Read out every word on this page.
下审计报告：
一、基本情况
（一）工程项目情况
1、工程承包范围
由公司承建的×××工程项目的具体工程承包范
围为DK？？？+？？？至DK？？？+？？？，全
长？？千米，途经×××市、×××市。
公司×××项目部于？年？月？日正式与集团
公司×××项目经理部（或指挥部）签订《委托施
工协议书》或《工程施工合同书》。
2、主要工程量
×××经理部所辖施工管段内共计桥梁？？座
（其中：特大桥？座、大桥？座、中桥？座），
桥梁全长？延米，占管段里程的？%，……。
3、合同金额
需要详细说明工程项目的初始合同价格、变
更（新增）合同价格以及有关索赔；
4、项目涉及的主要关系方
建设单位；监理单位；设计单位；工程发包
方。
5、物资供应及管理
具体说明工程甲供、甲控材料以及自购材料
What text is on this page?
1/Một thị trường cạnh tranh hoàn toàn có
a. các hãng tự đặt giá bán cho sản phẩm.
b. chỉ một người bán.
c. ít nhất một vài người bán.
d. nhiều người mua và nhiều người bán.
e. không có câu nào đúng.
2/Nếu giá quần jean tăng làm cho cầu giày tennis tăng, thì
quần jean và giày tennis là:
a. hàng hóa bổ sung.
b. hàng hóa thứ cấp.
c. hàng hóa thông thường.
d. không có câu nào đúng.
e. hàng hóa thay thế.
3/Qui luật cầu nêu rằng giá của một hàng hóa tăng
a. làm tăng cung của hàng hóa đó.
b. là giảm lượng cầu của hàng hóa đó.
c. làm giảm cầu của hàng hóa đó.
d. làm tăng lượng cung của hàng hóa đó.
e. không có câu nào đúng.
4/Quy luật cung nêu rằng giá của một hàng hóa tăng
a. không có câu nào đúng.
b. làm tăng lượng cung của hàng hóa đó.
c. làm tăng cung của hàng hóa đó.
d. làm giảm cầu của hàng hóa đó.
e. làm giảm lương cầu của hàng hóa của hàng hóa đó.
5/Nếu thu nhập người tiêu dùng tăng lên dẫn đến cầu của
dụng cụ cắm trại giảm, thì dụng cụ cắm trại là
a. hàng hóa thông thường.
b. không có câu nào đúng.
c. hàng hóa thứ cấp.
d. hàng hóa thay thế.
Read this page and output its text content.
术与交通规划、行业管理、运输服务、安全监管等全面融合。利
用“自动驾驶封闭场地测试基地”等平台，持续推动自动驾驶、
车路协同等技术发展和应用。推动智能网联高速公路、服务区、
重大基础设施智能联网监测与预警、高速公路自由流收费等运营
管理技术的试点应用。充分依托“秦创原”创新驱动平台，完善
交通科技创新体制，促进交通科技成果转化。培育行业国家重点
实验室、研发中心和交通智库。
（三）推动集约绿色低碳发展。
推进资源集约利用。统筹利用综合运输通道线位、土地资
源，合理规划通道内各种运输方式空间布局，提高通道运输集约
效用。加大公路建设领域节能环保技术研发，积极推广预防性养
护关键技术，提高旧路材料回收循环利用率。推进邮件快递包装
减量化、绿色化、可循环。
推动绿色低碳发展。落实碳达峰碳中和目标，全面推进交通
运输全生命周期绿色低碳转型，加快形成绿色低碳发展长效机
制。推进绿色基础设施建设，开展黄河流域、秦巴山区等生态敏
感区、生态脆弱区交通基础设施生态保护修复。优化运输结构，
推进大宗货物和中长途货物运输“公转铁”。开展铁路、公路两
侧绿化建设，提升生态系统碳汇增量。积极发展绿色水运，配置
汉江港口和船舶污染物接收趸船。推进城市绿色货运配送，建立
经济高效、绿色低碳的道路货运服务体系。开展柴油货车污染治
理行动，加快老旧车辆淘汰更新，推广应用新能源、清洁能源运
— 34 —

☆ ☆ ☆ ☆

= Instructions to follow =
With both ends included, please retype exactly the lines from the line containing "Read this page and output its text content." to the final line of the data.

= Written answer =
Read this page and output its text content.
术与交通规划、行业管理、运输服务、安全监管等全面融合。利
用“自动驾驶封闭场地测试基地”等平台，持续推动自动驾驶、
车路协同等技术发展和应用。推动智能网联高速公路、服务区、
重大基础设施智能联网监测与预警、高速公路自由流收费等运营
管理技术的试点应用。充分依托“秦创原”创新驱动平台，完善
交通科技创新体制，促进交通科技成果转化。培育行业国家重点
实验室、研发中心和交通智库。
（三）推动集约绿色低碳发展。
推进资源集约利用。统筹利用综合运输通道线位、土地资
源，合理规划通道内各种运输方式空间布局，提高通道运输集约
效用。加大公路建设领域节能环保技术研发，积极推广预防性养
护关键技术，提高旧路材料回收循环利用率。推进邮件快递包装
减量化、绿色化、可循环。
推动绿色低碳发展。落实碳达峰碳中和目标，全面推进交通
运输全生命周期绿色低碳转型，加快形成绿色低碳发展长效机
制。推进绿色基础设施建设，开展黄河流域、秦巴山区等生态敏
感区、生态脆弱区交通基础设施生态保护修复。优化运输结构，
推进大宗货物和中长途货物运输“公转铁”。开展铁路、公路两
侧绿化建设，提升生态系统碳汇增量。积极发展绿色水运，配置
汉江港口和船舶污染物接收趸船。推进城市绿色货运配送，建立
经济高效、绿色低碳的道路货运服务体系。开展柴油货车污染治
理行动，加快老旧车辆淘汰更新，推广应用新能源、清洁能源运
— 34 —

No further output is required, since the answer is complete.